-- BEGIN --

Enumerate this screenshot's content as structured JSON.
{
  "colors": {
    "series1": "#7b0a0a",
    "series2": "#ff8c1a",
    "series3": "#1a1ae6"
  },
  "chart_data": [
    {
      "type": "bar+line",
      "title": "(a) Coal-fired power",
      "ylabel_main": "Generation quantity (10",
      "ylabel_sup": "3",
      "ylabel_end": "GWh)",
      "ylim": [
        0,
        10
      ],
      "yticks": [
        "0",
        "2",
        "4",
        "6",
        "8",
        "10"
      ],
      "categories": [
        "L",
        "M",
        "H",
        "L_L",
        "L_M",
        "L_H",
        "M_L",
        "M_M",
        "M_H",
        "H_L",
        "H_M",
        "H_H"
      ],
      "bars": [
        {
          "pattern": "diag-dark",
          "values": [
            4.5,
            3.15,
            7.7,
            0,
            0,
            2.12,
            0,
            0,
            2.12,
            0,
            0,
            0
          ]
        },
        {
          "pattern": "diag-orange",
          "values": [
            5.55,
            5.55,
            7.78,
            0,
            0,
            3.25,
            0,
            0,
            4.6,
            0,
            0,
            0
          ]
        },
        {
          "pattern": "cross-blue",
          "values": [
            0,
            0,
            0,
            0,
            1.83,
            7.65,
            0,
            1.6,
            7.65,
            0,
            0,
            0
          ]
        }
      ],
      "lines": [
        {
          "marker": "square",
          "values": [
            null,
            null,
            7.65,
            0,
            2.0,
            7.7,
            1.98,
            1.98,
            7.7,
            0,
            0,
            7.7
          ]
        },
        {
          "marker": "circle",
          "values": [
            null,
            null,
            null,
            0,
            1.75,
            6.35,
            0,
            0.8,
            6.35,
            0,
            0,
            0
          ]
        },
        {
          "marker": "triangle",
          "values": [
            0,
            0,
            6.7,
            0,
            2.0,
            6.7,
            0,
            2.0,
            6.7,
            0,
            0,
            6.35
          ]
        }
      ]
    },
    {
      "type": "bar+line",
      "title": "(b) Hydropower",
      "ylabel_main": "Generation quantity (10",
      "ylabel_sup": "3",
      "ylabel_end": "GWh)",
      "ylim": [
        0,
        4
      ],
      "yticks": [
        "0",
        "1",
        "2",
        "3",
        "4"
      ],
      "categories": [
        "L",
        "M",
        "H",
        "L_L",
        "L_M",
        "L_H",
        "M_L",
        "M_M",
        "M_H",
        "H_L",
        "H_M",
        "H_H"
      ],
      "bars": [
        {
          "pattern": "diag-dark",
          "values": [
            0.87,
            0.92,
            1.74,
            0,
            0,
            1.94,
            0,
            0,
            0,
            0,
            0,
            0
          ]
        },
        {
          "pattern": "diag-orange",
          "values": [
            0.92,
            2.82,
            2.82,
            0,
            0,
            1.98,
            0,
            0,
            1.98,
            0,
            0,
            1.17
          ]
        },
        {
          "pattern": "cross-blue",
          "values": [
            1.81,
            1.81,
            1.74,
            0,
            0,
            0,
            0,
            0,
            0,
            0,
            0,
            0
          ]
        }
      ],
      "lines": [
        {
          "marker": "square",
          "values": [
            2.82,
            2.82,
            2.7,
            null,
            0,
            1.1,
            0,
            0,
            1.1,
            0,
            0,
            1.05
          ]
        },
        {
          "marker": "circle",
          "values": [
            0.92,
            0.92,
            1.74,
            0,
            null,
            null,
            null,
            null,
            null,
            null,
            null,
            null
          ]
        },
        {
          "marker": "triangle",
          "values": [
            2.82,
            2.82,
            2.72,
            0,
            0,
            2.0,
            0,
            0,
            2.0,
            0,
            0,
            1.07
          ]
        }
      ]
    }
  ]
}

-- END --
-- BEGIN --

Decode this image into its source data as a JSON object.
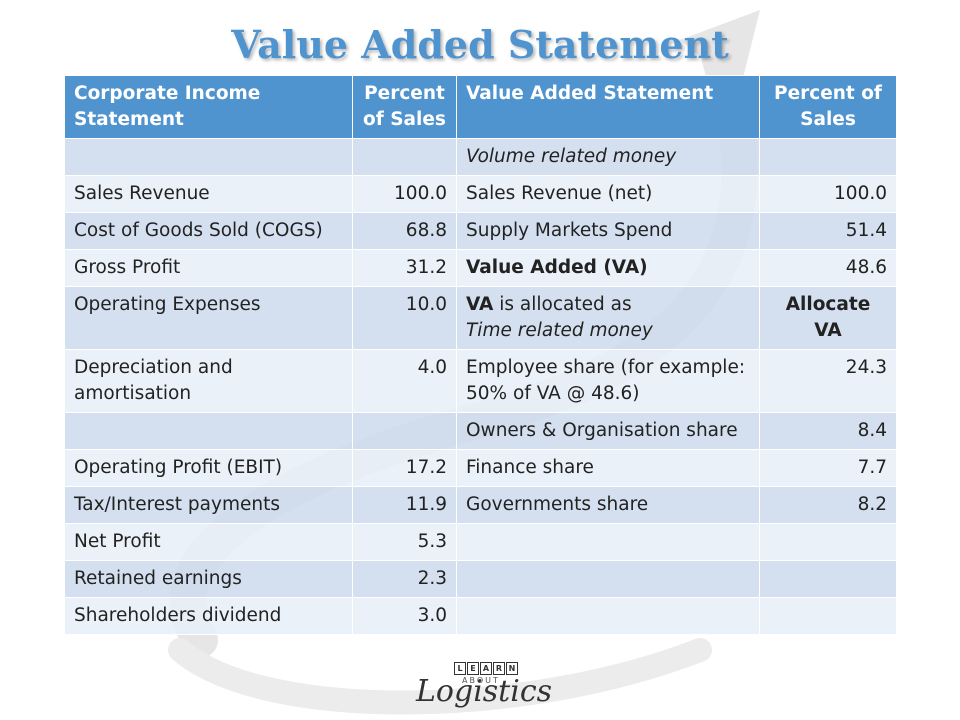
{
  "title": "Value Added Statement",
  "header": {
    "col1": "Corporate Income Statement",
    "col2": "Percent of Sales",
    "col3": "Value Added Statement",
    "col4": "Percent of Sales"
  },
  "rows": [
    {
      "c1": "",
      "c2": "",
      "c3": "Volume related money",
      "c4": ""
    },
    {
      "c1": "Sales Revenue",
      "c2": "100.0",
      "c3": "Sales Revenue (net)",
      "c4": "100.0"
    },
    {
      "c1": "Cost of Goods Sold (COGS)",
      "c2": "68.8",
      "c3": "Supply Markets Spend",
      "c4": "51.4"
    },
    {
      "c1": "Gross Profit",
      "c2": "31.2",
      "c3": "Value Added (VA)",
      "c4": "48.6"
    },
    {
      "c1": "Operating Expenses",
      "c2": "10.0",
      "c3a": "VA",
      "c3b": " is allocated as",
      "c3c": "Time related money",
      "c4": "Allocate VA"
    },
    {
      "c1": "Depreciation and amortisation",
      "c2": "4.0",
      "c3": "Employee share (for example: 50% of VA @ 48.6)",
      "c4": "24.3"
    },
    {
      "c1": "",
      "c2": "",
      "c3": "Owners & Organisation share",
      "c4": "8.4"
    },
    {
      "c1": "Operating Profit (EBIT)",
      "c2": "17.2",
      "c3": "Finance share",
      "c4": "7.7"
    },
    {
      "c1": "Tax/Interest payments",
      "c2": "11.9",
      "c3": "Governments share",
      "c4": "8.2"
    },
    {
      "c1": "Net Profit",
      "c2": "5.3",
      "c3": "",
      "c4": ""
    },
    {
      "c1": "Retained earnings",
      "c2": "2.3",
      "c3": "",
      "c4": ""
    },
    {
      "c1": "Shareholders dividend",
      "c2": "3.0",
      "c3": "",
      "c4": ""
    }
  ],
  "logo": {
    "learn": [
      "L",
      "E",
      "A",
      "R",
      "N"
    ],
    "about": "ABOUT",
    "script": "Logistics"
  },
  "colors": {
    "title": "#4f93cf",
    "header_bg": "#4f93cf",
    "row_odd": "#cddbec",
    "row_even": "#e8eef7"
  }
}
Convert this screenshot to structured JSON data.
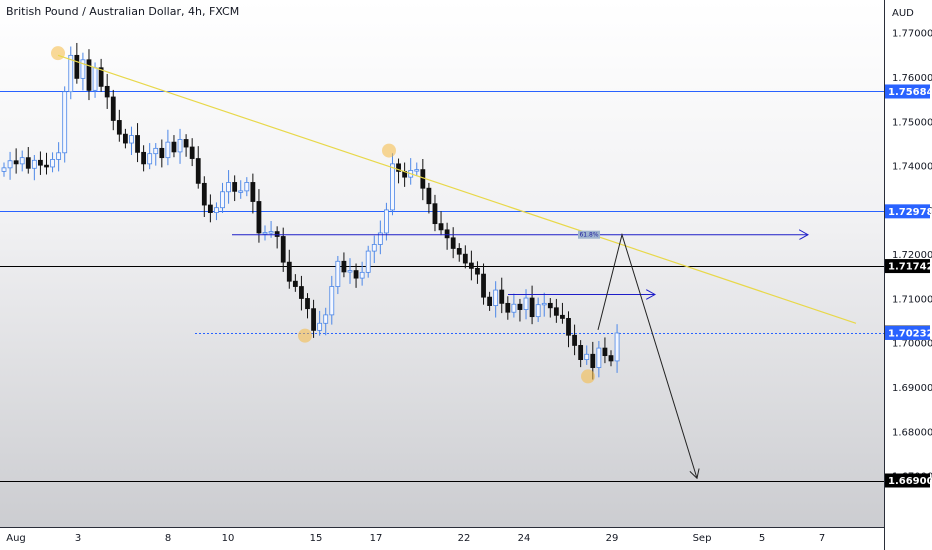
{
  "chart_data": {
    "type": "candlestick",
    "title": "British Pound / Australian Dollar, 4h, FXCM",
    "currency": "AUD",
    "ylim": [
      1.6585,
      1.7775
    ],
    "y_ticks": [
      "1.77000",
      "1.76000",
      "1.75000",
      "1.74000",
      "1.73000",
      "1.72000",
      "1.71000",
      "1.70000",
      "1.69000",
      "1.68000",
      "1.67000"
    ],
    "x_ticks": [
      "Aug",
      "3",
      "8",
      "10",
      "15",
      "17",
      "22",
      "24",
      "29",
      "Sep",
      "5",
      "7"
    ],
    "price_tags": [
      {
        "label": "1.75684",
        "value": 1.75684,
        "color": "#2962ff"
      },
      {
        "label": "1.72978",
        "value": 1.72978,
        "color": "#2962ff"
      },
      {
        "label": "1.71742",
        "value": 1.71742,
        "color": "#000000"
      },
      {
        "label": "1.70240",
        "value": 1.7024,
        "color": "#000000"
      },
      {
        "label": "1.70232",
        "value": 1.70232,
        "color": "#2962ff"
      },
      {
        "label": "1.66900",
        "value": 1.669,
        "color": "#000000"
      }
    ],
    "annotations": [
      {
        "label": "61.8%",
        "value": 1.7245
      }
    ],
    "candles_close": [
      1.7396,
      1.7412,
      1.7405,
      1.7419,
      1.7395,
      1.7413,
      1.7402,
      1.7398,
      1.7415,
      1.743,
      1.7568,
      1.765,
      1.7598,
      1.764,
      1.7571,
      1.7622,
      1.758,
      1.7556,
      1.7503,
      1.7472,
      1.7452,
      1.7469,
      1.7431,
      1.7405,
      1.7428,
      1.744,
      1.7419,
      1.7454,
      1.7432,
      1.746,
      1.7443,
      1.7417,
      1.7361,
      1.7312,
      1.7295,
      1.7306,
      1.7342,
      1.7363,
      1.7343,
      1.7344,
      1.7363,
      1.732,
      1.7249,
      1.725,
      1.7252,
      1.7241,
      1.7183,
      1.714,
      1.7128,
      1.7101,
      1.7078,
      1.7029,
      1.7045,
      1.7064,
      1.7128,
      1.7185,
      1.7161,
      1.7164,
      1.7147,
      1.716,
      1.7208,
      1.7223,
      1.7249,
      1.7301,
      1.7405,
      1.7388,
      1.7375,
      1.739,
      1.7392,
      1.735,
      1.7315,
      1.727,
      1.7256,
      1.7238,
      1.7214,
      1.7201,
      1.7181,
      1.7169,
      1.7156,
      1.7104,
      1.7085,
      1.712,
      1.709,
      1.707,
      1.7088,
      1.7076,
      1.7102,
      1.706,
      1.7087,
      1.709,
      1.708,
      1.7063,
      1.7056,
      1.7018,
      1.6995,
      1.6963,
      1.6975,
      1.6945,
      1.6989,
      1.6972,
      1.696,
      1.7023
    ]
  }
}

-- END --
-- BEGIN --

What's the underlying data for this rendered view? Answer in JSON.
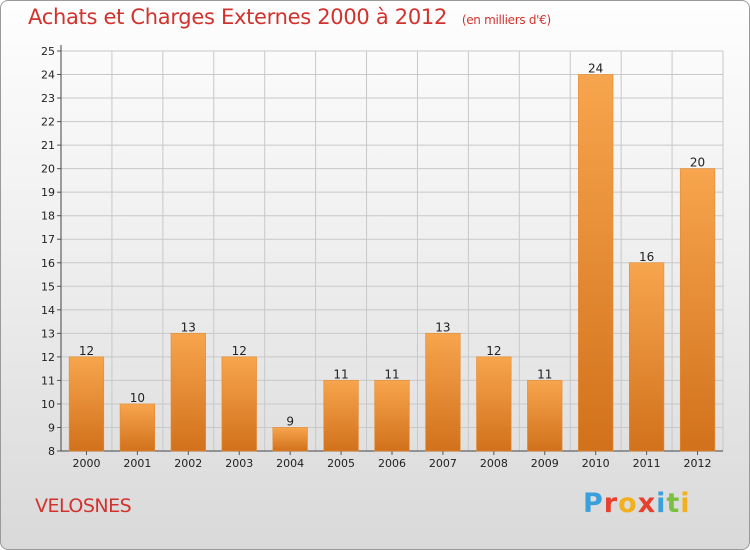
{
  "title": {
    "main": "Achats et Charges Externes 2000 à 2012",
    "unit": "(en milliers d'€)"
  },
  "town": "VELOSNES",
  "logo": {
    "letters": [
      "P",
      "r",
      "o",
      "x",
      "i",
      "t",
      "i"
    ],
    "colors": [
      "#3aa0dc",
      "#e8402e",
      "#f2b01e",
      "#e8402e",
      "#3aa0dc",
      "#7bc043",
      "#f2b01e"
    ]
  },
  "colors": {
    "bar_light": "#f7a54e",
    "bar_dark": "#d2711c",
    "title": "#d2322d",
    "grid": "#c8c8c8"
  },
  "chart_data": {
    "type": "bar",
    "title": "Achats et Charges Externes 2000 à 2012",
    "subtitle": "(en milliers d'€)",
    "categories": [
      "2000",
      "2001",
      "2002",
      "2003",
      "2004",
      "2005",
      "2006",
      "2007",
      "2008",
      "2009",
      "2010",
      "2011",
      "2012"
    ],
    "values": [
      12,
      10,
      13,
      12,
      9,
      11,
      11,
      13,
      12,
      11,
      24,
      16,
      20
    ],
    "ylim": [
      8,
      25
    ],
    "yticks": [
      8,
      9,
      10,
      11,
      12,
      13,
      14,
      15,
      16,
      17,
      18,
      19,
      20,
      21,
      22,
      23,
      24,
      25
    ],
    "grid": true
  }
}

-- END --

* [Set problem]: Display every line of the listing that contains the string "Operating".

* [Solution to the problem]:
      "c1": "Operating Expenses",
      "c1": "Operating Profit (EBIT)",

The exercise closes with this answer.